Would you transcribe the listing that follows, character for character, and omit its images?

MATERIAL SHOWN —
##########
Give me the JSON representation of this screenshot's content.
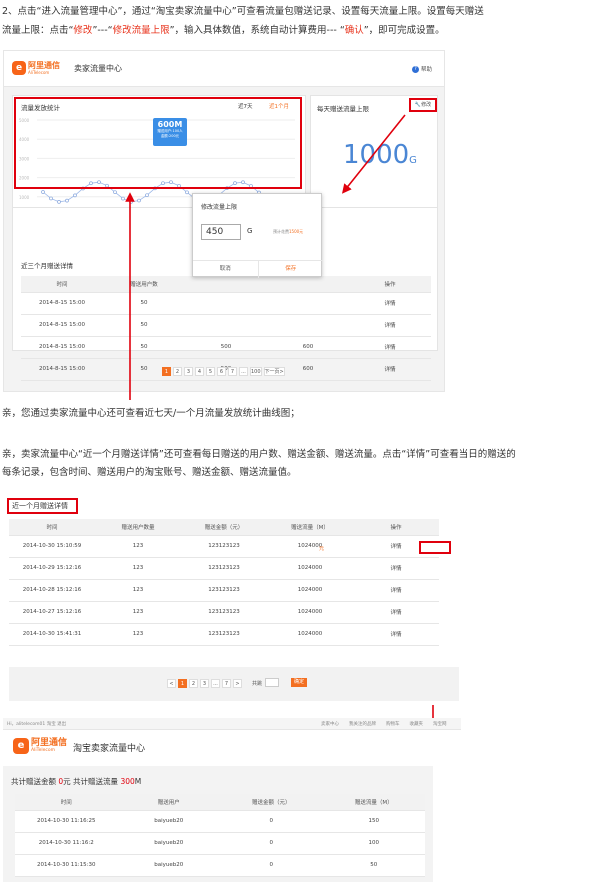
{
  "intro": {
    "line1_prefix": "2、点击“进入流量管理中心”，通过“淘宝卖家流量中心”可查看流量包赠送记录、设置每天流量上限。设置每天赠送",
    "line2_a": "流量上限：点击“",
    "line2_b": "修改",
    "line2_c": "”---“",
    "line2_d": "修改流量上限",
    "line2_e": "”，输入具体数值，系统自动计算费用--- “",
    "line2_f": "确认",
    "line2_g": "”，即可完成设置。"
  },
  "shot1": {
    "logo_text": "阿里通信",
    "logo_sub": "AliTelecom",
    "title": "卖家流量中心",
    "help": "帮助",
    "stats": {
      "title": "流量发放统计",
      "tab_7": "近7天",
      "tab_month": "近1个月",
      "tooltip_value": "600M",
      "tooltip_line1": "赠送用户:100人",
      "tooltip_line2": "金额:200元",
      "y_ticks": [
        "5000",
        "4000",
        "3000",
        "2000",
        "1000"
      ],
      "x_ticks": [
        "6日",
        "17",
        "21",
        "23",
        "25",
        "27",
        "29",
        "31",
        "1日",
        "3",
        "5",
        "7",
        "9",
        "11",
        "13",
        "15"
      ]
    },
    "limit": {
      "title": "每天赠送流量上限",
      "edit": "修改",
      "value": "1000",
      "unit": "G",
      "sent_label": "流量赠送占比：",
      "sent_value": "20%",
      "remain_label": "目前发放总计：",
      "remain_value": "1000G"
    },
    "dialog": {
      "title": "修改流量上限",
      "input_value": "450",
      "unit": "G",
      "estimate_label": "预计花费",
      "estimate_value": "1500元",
      "cancel": "取消",
      "save": "保存"
    },
    "records": {
      "title": "近三个月赠送详情",
      "headers": [
        "时间",
        "赠送用户数",
        "",
        "",
        "操作"
      ],
      "rows": [
        [
          "2014-8-15 15:00",
          "50",
          "",
          "",
          "详情"
        ],
        [
          "2014-8-15 15:00",
          "50",
          "",
          "",
          "详情"
        ],
        [
          "2014-8-15 15:00",
          "50",
          "500",
          "600",
          "详情"
        ],
        [
          "2014-8-15 15:00",
          "50",
          "500",
          "600",
          "详情"
        ]
      ]
    },
    "pager": [
      "1",
      "2",
      "3",
      "4",
      "5",
      "6",
      "7",
      "...",
      "100",
      "下一页>"
    ]
  },
  "text2": "亲，您通过卖家流量中心还可查看近七天/一个月流量发放统计曲线图；",
  "text3_line1": "亲，卖家流量中心“近一个月赠送详情”还可查看每日赠送的用户数、赠送金额、赠送流量。点击“详情”可查看当日的赠送的",
  "text3_line2": "每条记录，包含时间、赠送用户的淘宝账号、赠送金额、赠送流量值。",
  "shot2": {
    "title": "近一个月赠送详情",
    "headers": [
      "时间",
      "赠送用户数量",
      "赠送金额（元）",
      "赠送流量（M）",
      "操作"
    ],
    "rows": [
      [
        "2014-10-30 15:10:59",
        "123",
        "123123123",
        "1024000",
        "详情"
      ],
      [
        "2014-10-29 15:12:16",
        "123",
        "123123123",
        "1024000",
        "详情"
      ],
      [
        "2014-10-28 15:12:16",
        "123",
        "123123123",
        "1024000",
        "详情"
      ],
      [
        "2014-10-27 15:12:16",
        "123",
        "123123123",
        "1024000",
        "详情"
      ],
      [
        "2014-10-30 15:41:31",
        "123",
        "123123123",
        "1024000",
        "详情"
      ]
    ],
    "yuan": "元",
    "pager": [
      "<",
      "1",
      "2",
      "3",
      "...",
      "7",
      ">"
    ],
    "goto_label": "共跳",
    "go": "确定"
  },
  "shot3": {
    "topbar_left": "Hi，alitelecom01  淘宝  退出",
    "topbar_items": [
      "卖家中心",
      "我关注的品牌",
      "购物车",
      "收藏夹",
      "淘宝网"
    ],
    "logo_text": "阿里通信",
    "logo_sub": "AliTelecom",
    "title": "淘宝卖家流量中心",
    "summary_a": "共计赠送金额 ",
    "summary_b": "0",
    "summary_c": "元 共计赠送流量 ",
    "summary_d": "300",
    "summary_e": "M",
    "headers": [
      "时间",
      "赠送用户",
      "赠送金额（元）",
      "赠送流量（M）"
    ],
    "rows": [
      [
        "2014-10-30 11:16:25",
        "baiyueb20",
        "0",
        "150"
      ],
      [
        "2014-10-30 11:16:2",
        "baiyueb20",
        "0",
        "100"
      ],
      [
        "2014-10-30 11:15:30",
        "baiyueb20",
        "0",
        "50"
      ]
    ]
  },
  "colors": {
    "accent": "#f36f21",
    "red": "#e0000d",
    "link": "#3b72c8",
    "blue_big": "#4a86d4"
  }
}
##########
TASK SOLUTION —
Give me the JSON representation of this screenshot's content.
{
  "intro": {
    "line1_prefix": "2、点击“进入流量管理中心”，通过“淘宝卖家流量中心”可查看流量包赠送记录、设置每天流量上限。设置每天赠送",
    "line2_a": "流量上限：点击“",
    "line2_b": "修改",
    "line2_c": "”---“",
    "line2_d": "修改流量上限",
    "line2_e": "”，输入具体数值，系统自动计算费用--- “",
    "line2_f": "确认",
    "line2_g": "”，即可完成设置。"
  },
  "shot1": {
    "logo_text": "阿里通信",
    "logo_sub": "AliTelecom",
    "title": "卖家流量中心",
    "help": "帮助",
    "stats": {
      "title": "流量发放统计",
      "tab_7": "近7天",
      "tab_month": "近1个月",
      "tooltip_value": "600M",
      "tooltip_line1": "赠送用户:100人",
      "tooltip_line2": "金额:200元",
      "y_ticks": [
        "5000",
        "4000",
        "3000",
        "2000",
        "1000"
      ],
      "x_ticks": [
        "6日",
        "17",
        "21",
        "23",
        "25",
        "27",
        "29",
        "31",
        "1日",
        "3",
        "5",
        "7",
        "9",
        "11",
        "13",
        "15"
      ]
    },
    "limit": {
      "title": "每天赠送流量上限",
      "edit": "修改",
      "value": "1000",
      "unit": "G",
      "sent_label": "流量赠送占比：",
      "sent_value": "20%",
      "remain_label": "目前发放总计：",
      "remain_value": "1000G"
    },
    "dialog": {
      "title": "修改流量上限",
      "input_value": "450",
      "unit": "G",
      "estimate_label": "预计花费",
      "estimate_value": "1500元",
      "cancel": "取消",
      "save": "保存"
    },
    "records": {
      "title": "近三个月赠送详情",
      "headers": [
        "时间",
        "赠送用户数",
        "",
        "",
        "操作"
      ],
      "rows": [
        [
          "2014-8-15 15:00",
          "50",
          "",
          "",
          "详情"
        ],
        [
          "2014-8-15 15:00",
          "50",
          "",
          "",
          "详情"
        ],
        [
          "2014-8-15 15:00",
          "50",
          "500",
          "600",
          "详情"
        ],
        [
          "2014-8-15 15:00",
          "50",
          "500",
          "600",
          "详情"
        ]
      ]
    },
    "pager": [
      "1",
      "2",
      "3",
      "4",
      "5",
      "6",
      "7",
      "...",
      "100",
      "下一页>"
    ]
  },
  "text2": "亲，您通过卖家流量中心还可查看近七天/一个月流量发放统计曲线图；",
  "text3_line1": "亲，卖家流量中心“近一个月赠送详情”还可查看每日赠送的用户数、赠送金额、赠送流量。点击“详情”可查看当日的赠送的",
  "text3_line2": "每条记录，包含时间、赠送用户的淘宝账号、赠送金额、赠送流量值。",
  "shot2": {
    "title": "近一个月赠送详情",
    "headers": [
      "时间",
      "赠送用户数量",
      "赠送金额（元）",
      "赠送流量（M）",
      "操作"
    ],
    "rows": [
      [
        "2014-10-30 15:10:59",
        "123",
        "123123123",
        "1024000",
        "详情"
      ],
      [
        "2014-10-29 15:12:16",
        "123",
        "123123123",
        "1024000",
        "详情"
      ],
      [
        "2014-10-28 15:12:16",
        "123",
        "123123123",
        "1024000",
        "详情"
      ],
      [
        "2014-10-27 15:12:16",
        "123",
        "123123123",
        "1024000",
        "详情"
      ],
      [
        "2014-10-30 15:41:31",
        "123",
        "123123123",
        "1024000",
        "详情"
      ]
    ],
    "yuan": "元",
    "pager": [
      "<",
      "1",
      "2",
      "3",
      "...",
      "7",
      ">"
    ],
    "goto_label": "共跳",
    "go": "确定"
  },
  "shot3": {
    "topbar_left": "Hi，alitelecom01  淘宝  退出",
    "topbar_items": [
      "卖家中心",
      "我关注的品牌",
      "购物车",
      "收藏夹",
      "淘宝网"
    ],
    "logo_text": "阿里通信",
    "logo_sub": "AliTelecom",
    "title": "淘宝卖家流量中心",
    "summary_a": "共计赠送金额 ",
    "summary_b": "0",
    "summary_c": "元 共计赠送流量 ",
    "summary_d": "300",
    "summary_e": "M",
    "headers": [
      "时间",
      "赠送用户",
      "赠送金额（元）",
      "赠送流量（M）"
    ],
    "rows": [
      [
        "2014-10-30 11:16:25",
        "baiyueb20",
        "0",
        "150"
      ],
      [
        "2014-10-30 11:16:2",
        "baiyueb20",
        "0",
        "100"
      ],
      [
        "2014-10-30 11:15:30",
        "baiyueb20",
        "0",
        "50"
      ]
    ]
  },
  "colors": {
    "accent": "#f36f21",
    "red": "#e0000d",
    "link": "#3b72c8",
    "blue_big": "#4a86d4"
  }
}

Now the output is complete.